• _What you are asked to do_
Entries follow. Set all of them down as they stand.

• _Records for processing_
↓

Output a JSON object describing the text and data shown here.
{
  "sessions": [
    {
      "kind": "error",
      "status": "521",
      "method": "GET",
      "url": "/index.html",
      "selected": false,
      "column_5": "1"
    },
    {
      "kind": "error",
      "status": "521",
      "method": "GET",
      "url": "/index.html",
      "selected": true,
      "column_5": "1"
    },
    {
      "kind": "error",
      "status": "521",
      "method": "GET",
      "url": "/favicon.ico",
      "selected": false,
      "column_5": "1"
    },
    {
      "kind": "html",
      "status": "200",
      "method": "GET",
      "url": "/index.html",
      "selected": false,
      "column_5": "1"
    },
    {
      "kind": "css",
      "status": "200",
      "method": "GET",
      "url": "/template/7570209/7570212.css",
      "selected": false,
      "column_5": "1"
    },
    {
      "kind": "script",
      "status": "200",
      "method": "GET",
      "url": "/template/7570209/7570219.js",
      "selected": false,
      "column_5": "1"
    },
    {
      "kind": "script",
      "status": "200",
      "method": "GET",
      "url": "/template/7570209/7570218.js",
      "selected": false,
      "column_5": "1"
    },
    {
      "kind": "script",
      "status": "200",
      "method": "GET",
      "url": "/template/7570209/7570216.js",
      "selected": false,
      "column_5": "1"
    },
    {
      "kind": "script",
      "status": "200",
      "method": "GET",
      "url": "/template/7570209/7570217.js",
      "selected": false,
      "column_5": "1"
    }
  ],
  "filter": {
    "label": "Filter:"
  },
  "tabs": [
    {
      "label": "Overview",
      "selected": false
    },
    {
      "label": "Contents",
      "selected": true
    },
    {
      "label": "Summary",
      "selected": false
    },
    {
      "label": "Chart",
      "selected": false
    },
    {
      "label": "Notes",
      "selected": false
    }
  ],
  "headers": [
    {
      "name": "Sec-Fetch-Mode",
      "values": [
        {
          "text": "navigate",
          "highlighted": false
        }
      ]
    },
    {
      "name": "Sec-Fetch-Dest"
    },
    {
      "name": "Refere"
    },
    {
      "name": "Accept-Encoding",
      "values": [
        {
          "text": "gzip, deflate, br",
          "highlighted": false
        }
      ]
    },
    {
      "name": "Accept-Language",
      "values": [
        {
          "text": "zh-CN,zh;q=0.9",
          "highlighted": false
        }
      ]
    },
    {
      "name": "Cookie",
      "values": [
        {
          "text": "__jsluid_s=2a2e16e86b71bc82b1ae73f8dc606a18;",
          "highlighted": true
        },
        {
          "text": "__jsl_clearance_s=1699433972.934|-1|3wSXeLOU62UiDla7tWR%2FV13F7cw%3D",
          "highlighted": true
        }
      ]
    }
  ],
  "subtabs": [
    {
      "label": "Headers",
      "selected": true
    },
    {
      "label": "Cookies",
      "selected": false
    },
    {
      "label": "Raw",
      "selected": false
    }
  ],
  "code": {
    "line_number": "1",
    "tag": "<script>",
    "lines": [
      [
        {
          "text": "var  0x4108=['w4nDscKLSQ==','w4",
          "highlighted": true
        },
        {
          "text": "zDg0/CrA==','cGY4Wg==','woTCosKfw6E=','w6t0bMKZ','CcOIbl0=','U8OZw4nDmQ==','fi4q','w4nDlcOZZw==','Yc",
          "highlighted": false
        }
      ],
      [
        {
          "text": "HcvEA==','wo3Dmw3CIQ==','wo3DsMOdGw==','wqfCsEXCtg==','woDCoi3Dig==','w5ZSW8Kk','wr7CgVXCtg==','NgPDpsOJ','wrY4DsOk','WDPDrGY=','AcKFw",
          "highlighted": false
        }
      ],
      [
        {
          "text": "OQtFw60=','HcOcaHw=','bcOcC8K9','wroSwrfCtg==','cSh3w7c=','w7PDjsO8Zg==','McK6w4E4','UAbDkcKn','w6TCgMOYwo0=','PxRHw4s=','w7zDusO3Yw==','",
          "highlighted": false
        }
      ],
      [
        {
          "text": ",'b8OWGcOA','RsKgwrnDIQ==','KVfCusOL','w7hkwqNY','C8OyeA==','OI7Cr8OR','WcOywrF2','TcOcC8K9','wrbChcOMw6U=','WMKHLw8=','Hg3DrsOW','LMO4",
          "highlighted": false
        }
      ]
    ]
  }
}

↑

• _Final result_
Output a JSON object describing the text and data shown here.
{
  "sessions": [
    {
      "kind": "error",
      "status": "521",
      "method": "GET",
      "url": "/index.html",
      "selected": false,
      "column_5": "1"
    },
    {
      "kind": "error",
      "status": "521",
      "method": "GET",
      "url": "/index.html",
      "selected": true,
      "column_5": "1"
    },
    {
      "kind": "error",
      "status": "521",
      "method": "GET",
      "url": "/favicon.ico",
      "selected": false,
      "column_5": "1"
    },
    {
      "kind": "html",
      "status": "200",
      "method": "GET",
      "url": "/index.html",
      "selected": false,
      "column_5": "1"
    },
    {
      "kind": "css",
      "status": "200",
      "method": "GET",
      "url": "/template/7570209/7570212.css",
      "selected": false,
      "column_5": "1"
    },
    {
      "kind": "script",
      "status": "200",
      "method": "GET",
      "url": "/template/7570209/7570219.js",
      "selected": false,
      "column_5": "1"
    },
    {
      "kind": "script",
      "status": "200",
      "method": "GET",
      "url": "/template/7570209/7570218.js",
      "selected": false,
      "column_5": "1"
    },
    {
      "kind": "script",
      "status": "200",
      "method": "GET",
      "url": "/template/7570209/7570216.js",
      "selected": false,
      "column_5": "1"
    },
    {
      "kind": "script",
      "status": "200",
      "method": "GET",
      "url": "/template/7570209/7570217.js",
      "selected": false,
      "column_5": "1"
    }
  ],
  "filter": {
    "label": "Filter:"
  },
  "tabs": [
    {
      "label": "Overview",
      "selected": false
    },
    {
      "label": "Contents",
      "selected": true
    },
    {
      "label": "Summary",
      "selected": false
    },
    {
      "label": "Chart",
      "selected": false
    },
    {
      "label": "Notes",
      "selected": false
    }
  ],
  "headers": [
    {
      "name": "Sec-Fetch-Mode",
      "values": [
        {
          "text": "navigate",
          "highlighted": false
        }
      ]
    },
    {
      "name": "Sec-Fetch-Dest"
    },
    {
      "name": "Refere"
    },
    {
      "name": "Accept-Encoding",
      "values": [
        {
          "text": "gzip, deflate, br",
          "highlighted": false
        }
      ]
    },
    {
      "name": "Accept-Language",
      "values": [
        {
          "text": "zh-CN,zh;q=0.9",
          "highlighted": false
        }
      ]
    },
    {
      "name": "Cookie",
      "values": [
        {
          "text": "__jsluid_s=2a2e16e86b71bc82b1ae73f8dc606a18;",
          "highlighted": true
        },
        {
          "text": "__jsl_clearance_s=1699433972.934|-1|3wSXeLOU62UiDla7tWR%2FV13F7cw%3D",
          "highlighted": true
        }
      ]
    }
  ],
  "subtabs": [
    {
      "label": "Headers",
      "selected": true
    },
    {
      "label": "Cookies",
      "selected": false
    },
    {
      "label": "Raw",
      "selected": false
    }
  ],
  "code": {
    "line_number": "1",
    "tag": "<script>",
    "lines": [
      [
        {
          "text": "var  0x4108=['w4nDscKLSQ==','w4",
          "highlighted": true
        },
        {
          "text": "zDg0/CrA==','cGY4Wg==','woTCosKfw6E=','w6t0bMKZ','CcOIbl0=','U8OZw4nDmQ==','fi4q','w4nDlcOZZw==','Yc",
          "highlighted": false
        }
      ],
      [
        {
          "text": "HcvEA==','wo3Dmw3CIQ==','wo3DsMOdGw==','wqfCsEXCtg==','woDCoi3Dig==','w5ZSW8Kk','wr7CgVXCtg==','NgPDpsOJ','wrY4DsOk','WDPDrGY=','AcKFw",
          "highlighted": false
        }
      ],
      [
        {
          "text": "OQtFw60=','HcOcaHw=','bcOcC8K9','wroSwrfCtg==','cSh3w7c=','w7PDjsO8Zg==','McK6w4E4','UAbDkcKn','w6TCgMOYwo0=','PxRHw4s=','w7zDusO3Yw==','",
          "highlighted": false
        }
      ],
      [
        {
          "text": ",'b8OWGcOA','RsKgwrnDIQ==','KVfCusOL','w7hkwqNY','C8OyeA==','OI7Cr8OR','WcOywrF2','TcOcC8K9','wrbChcOMw6U=','WMKHLw8=','Hg3DrsOW','LMO4",
          "highlighted": false
        }
      ]
    ]
  }
}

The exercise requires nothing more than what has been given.